List each line of the data in which the string "resto" appears.

<<<<

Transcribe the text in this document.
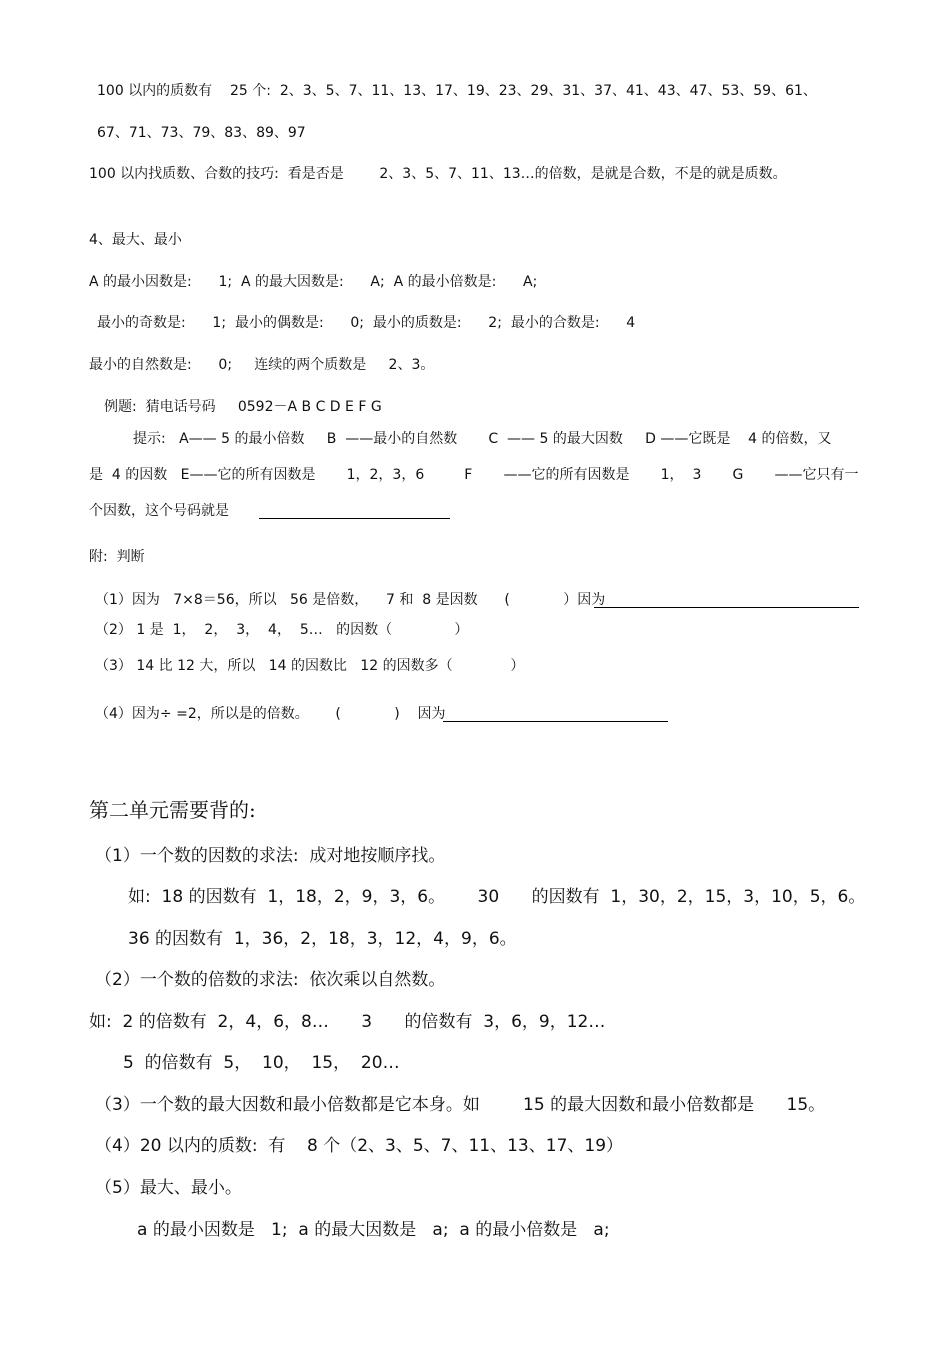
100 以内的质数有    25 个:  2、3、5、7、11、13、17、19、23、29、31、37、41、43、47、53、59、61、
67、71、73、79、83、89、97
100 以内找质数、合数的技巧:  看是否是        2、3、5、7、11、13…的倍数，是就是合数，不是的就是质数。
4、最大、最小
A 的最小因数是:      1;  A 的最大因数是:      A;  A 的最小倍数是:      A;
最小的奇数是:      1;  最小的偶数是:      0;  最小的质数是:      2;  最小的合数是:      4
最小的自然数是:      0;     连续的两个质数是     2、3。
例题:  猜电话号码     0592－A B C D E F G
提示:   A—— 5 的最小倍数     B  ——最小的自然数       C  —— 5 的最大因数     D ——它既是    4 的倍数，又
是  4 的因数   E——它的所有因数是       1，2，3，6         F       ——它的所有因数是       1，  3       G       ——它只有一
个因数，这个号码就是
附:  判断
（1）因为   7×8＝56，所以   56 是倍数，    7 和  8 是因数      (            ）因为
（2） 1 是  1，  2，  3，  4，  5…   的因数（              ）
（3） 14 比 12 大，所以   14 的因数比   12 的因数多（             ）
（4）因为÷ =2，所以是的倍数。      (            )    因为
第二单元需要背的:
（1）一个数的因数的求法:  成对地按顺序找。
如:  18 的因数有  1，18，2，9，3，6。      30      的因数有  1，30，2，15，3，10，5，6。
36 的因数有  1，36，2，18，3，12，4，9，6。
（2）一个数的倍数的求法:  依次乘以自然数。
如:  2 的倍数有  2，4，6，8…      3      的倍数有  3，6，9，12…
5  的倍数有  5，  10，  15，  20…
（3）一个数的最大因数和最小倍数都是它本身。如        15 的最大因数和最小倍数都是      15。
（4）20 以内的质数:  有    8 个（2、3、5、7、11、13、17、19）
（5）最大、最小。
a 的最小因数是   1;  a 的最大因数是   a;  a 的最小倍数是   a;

>>>>
<<<<

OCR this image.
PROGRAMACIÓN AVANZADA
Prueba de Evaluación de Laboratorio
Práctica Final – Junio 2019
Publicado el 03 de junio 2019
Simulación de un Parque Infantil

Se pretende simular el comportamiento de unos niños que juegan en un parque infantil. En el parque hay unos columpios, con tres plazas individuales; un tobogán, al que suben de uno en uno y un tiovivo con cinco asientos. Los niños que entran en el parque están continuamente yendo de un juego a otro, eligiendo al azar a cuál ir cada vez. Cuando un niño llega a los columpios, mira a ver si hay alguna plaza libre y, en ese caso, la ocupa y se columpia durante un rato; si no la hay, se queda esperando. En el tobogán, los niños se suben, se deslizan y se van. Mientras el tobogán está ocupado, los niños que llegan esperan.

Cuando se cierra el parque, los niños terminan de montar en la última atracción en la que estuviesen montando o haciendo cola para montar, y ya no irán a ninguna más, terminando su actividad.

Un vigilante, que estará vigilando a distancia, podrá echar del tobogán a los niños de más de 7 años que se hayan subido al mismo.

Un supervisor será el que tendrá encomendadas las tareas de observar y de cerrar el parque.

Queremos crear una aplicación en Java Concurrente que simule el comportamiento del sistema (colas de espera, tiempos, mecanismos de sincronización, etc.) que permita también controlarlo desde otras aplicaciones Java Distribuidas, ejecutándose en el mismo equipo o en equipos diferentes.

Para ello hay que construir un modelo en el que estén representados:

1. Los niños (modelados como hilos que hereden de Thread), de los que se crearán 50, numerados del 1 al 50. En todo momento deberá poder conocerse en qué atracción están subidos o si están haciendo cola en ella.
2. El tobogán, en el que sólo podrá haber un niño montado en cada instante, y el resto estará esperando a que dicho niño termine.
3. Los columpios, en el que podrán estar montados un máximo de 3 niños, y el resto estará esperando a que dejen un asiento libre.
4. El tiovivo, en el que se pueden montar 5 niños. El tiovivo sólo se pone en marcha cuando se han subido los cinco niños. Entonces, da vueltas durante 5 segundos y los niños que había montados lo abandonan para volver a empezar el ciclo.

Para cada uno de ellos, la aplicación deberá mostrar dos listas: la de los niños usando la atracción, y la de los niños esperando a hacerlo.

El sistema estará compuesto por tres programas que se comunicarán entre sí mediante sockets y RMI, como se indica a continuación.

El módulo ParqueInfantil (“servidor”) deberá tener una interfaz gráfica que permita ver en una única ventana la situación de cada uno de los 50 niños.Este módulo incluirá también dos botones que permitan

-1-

>>>>
<<<<

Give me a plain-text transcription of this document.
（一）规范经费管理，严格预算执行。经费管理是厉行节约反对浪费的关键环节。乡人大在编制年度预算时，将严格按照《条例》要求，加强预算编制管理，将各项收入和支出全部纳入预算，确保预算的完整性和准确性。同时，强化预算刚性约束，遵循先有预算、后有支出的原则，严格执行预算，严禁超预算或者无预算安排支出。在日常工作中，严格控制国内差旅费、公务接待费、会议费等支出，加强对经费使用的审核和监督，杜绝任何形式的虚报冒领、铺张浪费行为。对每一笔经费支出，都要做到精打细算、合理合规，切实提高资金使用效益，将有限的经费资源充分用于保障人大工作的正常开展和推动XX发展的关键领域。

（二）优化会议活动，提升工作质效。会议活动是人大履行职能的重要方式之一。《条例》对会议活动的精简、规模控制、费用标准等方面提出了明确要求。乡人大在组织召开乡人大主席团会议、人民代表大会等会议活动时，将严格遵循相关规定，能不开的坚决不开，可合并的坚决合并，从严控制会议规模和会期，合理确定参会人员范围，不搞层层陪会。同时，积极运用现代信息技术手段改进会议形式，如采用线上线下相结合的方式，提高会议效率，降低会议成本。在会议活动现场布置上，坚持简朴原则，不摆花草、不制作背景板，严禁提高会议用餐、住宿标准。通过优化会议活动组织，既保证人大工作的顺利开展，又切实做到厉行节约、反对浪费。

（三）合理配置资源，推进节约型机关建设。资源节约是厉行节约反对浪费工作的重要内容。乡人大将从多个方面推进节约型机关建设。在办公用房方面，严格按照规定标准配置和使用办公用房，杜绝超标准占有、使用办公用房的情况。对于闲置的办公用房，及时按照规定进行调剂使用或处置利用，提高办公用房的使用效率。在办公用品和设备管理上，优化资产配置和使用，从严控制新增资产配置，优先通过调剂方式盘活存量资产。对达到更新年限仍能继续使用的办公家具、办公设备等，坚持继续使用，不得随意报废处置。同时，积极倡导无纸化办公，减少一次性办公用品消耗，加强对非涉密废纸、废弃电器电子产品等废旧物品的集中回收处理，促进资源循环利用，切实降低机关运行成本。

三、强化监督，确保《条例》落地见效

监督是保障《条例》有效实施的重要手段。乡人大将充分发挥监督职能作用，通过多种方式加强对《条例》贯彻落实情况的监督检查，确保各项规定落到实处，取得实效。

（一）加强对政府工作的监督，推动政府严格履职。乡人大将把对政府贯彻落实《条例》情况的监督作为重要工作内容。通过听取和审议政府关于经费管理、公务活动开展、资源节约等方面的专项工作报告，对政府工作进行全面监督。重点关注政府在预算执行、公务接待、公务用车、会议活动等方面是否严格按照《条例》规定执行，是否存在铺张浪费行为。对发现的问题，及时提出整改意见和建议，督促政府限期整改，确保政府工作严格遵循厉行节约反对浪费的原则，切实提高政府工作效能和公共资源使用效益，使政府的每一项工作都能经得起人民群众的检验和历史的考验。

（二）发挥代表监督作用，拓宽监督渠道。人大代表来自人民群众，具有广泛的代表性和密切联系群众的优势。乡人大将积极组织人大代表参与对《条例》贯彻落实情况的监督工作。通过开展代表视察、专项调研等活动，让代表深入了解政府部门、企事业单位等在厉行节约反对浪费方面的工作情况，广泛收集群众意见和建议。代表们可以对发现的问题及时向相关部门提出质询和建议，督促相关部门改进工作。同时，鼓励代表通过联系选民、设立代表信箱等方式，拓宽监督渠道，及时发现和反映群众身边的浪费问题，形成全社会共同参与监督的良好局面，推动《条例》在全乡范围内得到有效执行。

>>>>

#### WRITTEN SOLUTION
2. El tobogán, en el que sólo podrá haber un niño montado en cada instante, y el resto estará esperando a que dicho niño termine.
3. Los columpios, en el que podrán estar montados un máximo de 3 niños, y el resto estará esperando a que dejen un asiento libre.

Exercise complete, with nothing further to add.